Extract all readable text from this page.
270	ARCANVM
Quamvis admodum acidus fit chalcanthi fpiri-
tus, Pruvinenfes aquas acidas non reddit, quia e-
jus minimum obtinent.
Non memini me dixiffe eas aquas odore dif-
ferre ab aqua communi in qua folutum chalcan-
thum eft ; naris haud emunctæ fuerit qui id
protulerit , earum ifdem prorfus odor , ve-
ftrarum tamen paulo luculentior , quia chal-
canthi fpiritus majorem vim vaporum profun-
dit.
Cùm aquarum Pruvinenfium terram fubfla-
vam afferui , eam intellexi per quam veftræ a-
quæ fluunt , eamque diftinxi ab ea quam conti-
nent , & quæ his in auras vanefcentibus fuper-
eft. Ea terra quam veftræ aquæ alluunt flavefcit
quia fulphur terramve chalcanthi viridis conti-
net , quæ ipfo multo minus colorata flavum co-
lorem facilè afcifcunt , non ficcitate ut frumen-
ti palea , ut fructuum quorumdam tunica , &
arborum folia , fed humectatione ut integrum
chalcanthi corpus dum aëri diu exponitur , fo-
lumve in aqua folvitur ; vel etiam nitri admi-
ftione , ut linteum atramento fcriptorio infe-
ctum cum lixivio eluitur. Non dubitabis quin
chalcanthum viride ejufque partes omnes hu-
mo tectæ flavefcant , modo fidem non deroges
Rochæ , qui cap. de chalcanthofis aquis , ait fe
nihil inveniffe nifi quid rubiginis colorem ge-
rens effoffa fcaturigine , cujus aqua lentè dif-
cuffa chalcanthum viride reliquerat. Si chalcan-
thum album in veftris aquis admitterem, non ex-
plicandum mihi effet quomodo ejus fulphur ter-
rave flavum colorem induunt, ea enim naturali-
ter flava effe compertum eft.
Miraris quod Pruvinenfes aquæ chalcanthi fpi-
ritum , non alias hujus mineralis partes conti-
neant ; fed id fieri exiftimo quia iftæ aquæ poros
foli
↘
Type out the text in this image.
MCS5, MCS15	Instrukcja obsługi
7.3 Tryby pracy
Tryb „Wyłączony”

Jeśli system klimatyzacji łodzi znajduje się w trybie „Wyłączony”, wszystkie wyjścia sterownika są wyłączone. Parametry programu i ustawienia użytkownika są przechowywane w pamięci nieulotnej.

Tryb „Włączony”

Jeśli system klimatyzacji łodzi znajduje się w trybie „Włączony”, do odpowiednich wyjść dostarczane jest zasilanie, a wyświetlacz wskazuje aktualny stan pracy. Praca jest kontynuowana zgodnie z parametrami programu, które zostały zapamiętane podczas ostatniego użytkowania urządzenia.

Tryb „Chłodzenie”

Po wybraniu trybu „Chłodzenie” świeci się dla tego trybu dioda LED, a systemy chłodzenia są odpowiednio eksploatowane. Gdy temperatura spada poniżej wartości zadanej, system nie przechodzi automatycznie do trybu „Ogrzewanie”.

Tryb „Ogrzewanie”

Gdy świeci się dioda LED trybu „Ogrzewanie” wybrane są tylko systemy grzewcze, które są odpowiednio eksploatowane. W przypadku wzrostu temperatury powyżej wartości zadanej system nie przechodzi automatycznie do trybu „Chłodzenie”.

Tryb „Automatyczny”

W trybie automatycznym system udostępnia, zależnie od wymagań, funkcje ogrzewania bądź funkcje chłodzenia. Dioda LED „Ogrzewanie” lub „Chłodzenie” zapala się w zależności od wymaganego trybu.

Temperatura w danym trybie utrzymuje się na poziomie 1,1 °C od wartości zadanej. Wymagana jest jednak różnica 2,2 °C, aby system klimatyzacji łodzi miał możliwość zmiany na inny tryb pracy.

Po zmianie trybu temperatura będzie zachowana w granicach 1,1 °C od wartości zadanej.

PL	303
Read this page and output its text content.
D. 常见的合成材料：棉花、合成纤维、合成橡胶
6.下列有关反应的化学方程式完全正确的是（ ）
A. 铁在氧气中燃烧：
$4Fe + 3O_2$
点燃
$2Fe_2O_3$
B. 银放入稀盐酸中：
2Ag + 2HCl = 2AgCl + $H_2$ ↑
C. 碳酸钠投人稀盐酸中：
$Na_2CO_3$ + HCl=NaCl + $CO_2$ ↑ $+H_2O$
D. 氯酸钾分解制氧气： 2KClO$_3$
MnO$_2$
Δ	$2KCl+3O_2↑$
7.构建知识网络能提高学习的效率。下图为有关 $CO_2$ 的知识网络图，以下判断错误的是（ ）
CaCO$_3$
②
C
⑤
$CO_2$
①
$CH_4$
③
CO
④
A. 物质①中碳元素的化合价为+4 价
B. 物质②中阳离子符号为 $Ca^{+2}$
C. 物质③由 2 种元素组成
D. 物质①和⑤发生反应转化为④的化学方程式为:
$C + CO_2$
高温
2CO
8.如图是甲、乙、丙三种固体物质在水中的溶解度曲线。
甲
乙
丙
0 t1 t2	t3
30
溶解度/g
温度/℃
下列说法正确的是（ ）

****

The request:
Retype the records above exactly.

Answer to the task:
Extract all readable text from this page.
270	ARCANVM
Quamvis admodum acidus fit chalcanthi fpiri-
tus, Pruvinenfes aquas acidas non reddit, quia e-
jus minimum obtinent.
Non memini me dixiffe eas aquas odore dif-
ferre ab aqua communi in qua folutum chalcan-
thum eft ; naris haud emunctæ fuerit qui id
protulerit , earum ifdem prorfus odor , ve-
ftrarum tamen paulo luculentior , quia chal-
canthi fpiritus majorem vim vaporum profun-
dit.
Cùm aquarum Pruvinenfium terram fubfla-
vam afferui , eam intellexi per quam veftræ a-
quæ fluunt , eamque diftinxi ab ea quam conti-
nent , & quæ his in auras vanefcentibus fuper-
eft. Ea terra quam veftræ aquæ alluunt flavefcit
quia fulphur terramve chalcanthi viridis conti-
net , quæ ipfo multo minus colorata flavum co-
lorem facilè afcifcunt , non ficcitate ut frumen-
ti palea , ut fructuum quorumdam tunica , &
arborum folia , fed humectatione ut integrum
chalcanthi corpus dum aëri diu exponitur , fo-
lumve in aqua folvitur ; vel etiam nitri admi-
ftione , ut linteum atramento fcriptorio infe-
ctum cum lixivio eluitur. Non dubitabis quin
chalcanthum viride ejufque partes omnes hu-
mo tectæ flavefcant , modo fidem non deroges
Rochæ , qui cap. de chalcanthofis aquis , ait fe
nihil inveniffe nifi quid rubiginis colorem ge-
rens effoffa fcaturigine , cujus aqua lentè dif-
cuffa chalcanthum viride reliquerat. Si chalcan-
thum album in veftris aquis admitterem, non ex-
plicandum mihi effet quomodo ejus fulphur ter-
rave flavum colorem induunt, ea enim naturali-
ter flava effe compertum eft.
Miraris quod Pruvinenfes aquæ chalcanthi fpi-
ritum , non alias hujus mineralis partes conti-
neant ; fed id fieri exiftimo quia iftæ aquæ poros
foli
↘
Type out the text in this image.
MCS5, MCS15	Instrukcja obsługi
7.3 Tryby pracy
Tryb „Wyłączony”

Jeśli system klimatyzacji łodzi znajduje się w trybie „Wyłączony”, wszystkie wyjścia sterownika są wyłączone. Parametry programu i ustawienia użytkownika są przechowywane w pamięci nieulotnej.

Tryb „Włączony”

Jeśli system klimatyzacji łodzi znajduje się w trybie „Włączony”, do odpowiednich wyjść dostarczane jest zasilanie, a wyświetlacz wskazuje aktualny stan pracy. Praca jest kontynuowana zgodnie z parametrami programu, które zostały zapamiętane podczas ostatniego użytkowania urządzenia.

Tryb „Chłodzenie”

Po wybraniu trybu „Chłodzenie” świeci się dla tego trybu dioda LED, a systemy chłodzenia są odpowiednio eksploatowane. Gdy temperatura spada poniżej wartości zadanej, system nie przechodzi automatycznie do trybu „Ogrzewanie”.

Tryb „Ogrzewanie”

Gdy świeci się dioda LED trybu „Ogrzewanie” wybrane są tylko systemy grzewcze, które są odpowiednio eksploatowane. W przypadku wzrostu temperatury powyżej wartości zadanej system nie przechodzi automatycznie do trybu „Chłodzenie”.

Tryb „Automatyczny”

W trybie automatycznym system udostępnia, zależnie od wymagań, funkcje ogrzewania bądź funkcje chłodzenia. Dioda LED „Ogrzewanie” lub „Chłodzenie” zapala się w zależności od wymaganego trybu.

Temperatura w danym trybie utrzymuje się na poziomie 1,1 °C od wartości zadanej. Wymagana jest jednak różnica 2,2 °C, aby system klimatyzacji łodzi miał możliwość zmiany na inny tryb pracy.

Po zmianie trybu temperatura będzie zachowana w granicach 1,1 °C od wartości zadanej.

PL	303
Read this page and output its text content.
D. 常见的合成材料：棉花、合成纤维、合成橡胶
6.下列有关反应的化学方程式完全正确的是（ ）
A. 铁在氧气中燃烧：
$4Fe + 3O_2$
点燃
$2Fe_2O_3$
B. 银放入稀盐酸中：
2Ag + 2HCl = 2AgCl + $H_2$ ↑
C. 碳酸钠投人稀盐酸中：
$Na_2CO_3$ + HCl=NaCl + $CO_2$ ↑ $+H_2O$
D. 氯酸钾分解制氧气： 2KClO$_3$
MnO$_2$
Δ	$2KCl+3O_2↑$
7.构建知识网络能提高学习的效率。下图为有关 $CO_2$ 的知识网络图，以下判断错误的是（ ）
CaCO$_3$
②
C
⑤
$CO_2$
①
$CH_4$
③
CO
④
A. 物质①中碳元素的化合价为+4 价
B. 物质②中阳离子符号为 $Ca^{+2}$
C. 物质③由 2 种元素组成
D. 物质①和⑤发生反应转化为④的化学方程式为:
$C + CO_2$
高温
2CO
8.如图是甲、乙、丙三种固体物质在水中的溶解度曲线。
甲
乙
丙
0 t1 t2	t3
30
溶解度/g
温度/℃
下列说法正确的是（ ）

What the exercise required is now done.